## INSTRUCTION A
In the column on oil deregulation, which three oil firms are named as needing the Energy Regulatory Board's consent to adjust prices?
## INSTRUCTION B
Pick up the column on oil deregulation where it stops, and carry its argument forward in the same voice.

## SELECTED PASSAGE
__________________________________________________

What's wrong with oil deregulation?
Danilo Araña Arao
Philippine Daily Inquirer (Youngblood), 27 May 1995, p. 9
I WAS very surprised that not one candidate raised the deregulation of the oil industry as an election issue. Having good researchers at their disposal (some of whom are close acquaintances), I am very sure the senators who ran for re-election were aware of it. But I think they opted to join the bandwagon of silence in the belief that people would be better off uninformed about complex issues, something reminiscent of GATT.
But is oil deregulation really complicated? Do we just take it as given that oil deregulation will start in May or June and that there's nothing we can do about it?
A close scrutiny of the government's Proposed Downstream Oil Industry Deregulation Program reveals half-truths and outright lies in government press releases. Deregulation, in fact, was begun two years ago and right under our noses.
First, a simplified explanation of concepts. By "deregulation" we mean the process of removing the regulatory environment of particular economic sectors (in this case the oil industry). Government believes that industries would only develop if there is minimal government intervention and if there are few regulations or none at all. At present, the oil industry is "protected" in the sense that the three oil firms --- Shell, Caltex, Petron --- cannot make price adjustments without the consent of the Energy Regulatory Board (ERB), among other things.
The proposed deregulation program has two phases: the Transition Phase and Full Deregulation. The first has two components: pricing and non-pricing. As of this writing, the government is waiting for the enabling law to be passed to institute changes in the pricing component. Some activities in the non-pricing component do not need legislative approval, thus the government's decision to start laying the groundwork as early as 1993.

__________________________________________________

## RECORD LIST
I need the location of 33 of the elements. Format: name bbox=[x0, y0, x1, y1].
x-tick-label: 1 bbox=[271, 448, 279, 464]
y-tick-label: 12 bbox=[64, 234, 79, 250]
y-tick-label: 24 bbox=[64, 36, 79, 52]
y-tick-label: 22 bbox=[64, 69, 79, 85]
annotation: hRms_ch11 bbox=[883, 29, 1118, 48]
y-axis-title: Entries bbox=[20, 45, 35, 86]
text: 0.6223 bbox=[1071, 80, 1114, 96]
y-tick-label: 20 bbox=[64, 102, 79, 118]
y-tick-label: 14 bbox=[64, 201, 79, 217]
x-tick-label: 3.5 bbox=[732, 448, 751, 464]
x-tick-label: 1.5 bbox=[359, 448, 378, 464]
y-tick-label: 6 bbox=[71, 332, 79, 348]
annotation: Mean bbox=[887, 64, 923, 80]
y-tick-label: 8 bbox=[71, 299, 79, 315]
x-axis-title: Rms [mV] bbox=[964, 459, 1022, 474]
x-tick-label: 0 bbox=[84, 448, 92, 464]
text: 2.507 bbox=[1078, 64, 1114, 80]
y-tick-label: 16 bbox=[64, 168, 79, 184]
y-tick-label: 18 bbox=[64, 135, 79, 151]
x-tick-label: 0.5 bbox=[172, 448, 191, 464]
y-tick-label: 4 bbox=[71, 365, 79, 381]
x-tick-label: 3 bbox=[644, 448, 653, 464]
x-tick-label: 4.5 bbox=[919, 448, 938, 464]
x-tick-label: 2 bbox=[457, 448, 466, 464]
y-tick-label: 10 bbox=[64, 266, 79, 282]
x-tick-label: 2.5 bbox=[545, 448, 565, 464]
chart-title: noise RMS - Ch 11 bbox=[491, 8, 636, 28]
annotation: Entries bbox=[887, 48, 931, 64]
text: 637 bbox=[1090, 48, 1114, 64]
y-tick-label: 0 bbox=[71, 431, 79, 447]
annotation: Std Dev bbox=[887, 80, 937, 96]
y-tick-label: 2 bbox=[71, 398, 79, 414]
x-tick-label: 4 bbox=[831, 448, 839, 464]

__________________________________________________

## RESPONSE A
Shell, Caltex and Petron.

## RESPONSE B
Which brings us to the most controversial part of the government's program, the automatic pricing scheme. Through this, the government will allow automatic adjustments in the peso landed cost of imported crude oil. This is a radical departure from the current practice of getting ERB approval for any oil price changes as well as the role of the Oil Price Stabilization Fund (OPSF) in cushioning the effects of increases in the price of crude oil in the world market.
The government says the new scheme would "acclimatize the public to frequent changes in the domestic price of oil products." In other words, the people's mind should be conditioned to accept changes in the prices of oil products as part of everyday life.
The other aspect of the pricing component which must be kept in mind is the annual review of the return on rate base (RORB) of oil companies. (RORB refers to the fixed profit an oil company can make, based on how much capital it has poured in.) At present, the oil firms' RORB is pegged at an average of one to six percent, and they are asking for at least 12 percent, saying the higher profits are needed to facilitate expansion. The government appears inclined to give in to the demands of the oil companies, since the deregulation program considers the return on investment of oil companies as "the most critical component of petroleum product prices under deregulation."
During the transition phase, the OPSF will be fixed at P2 billion and the government will work toward its phaseout. At present, oil companies contribute to the OPSF when the price of imported crude is low, and get reimbursed for losses when the price of imported crude is high. This way, oil prices are kept stable, which is what the government does not want to maintain since it wants to "depoliticize" the price setting and "acclimatize" the public to frequent fluctuations in oil prices.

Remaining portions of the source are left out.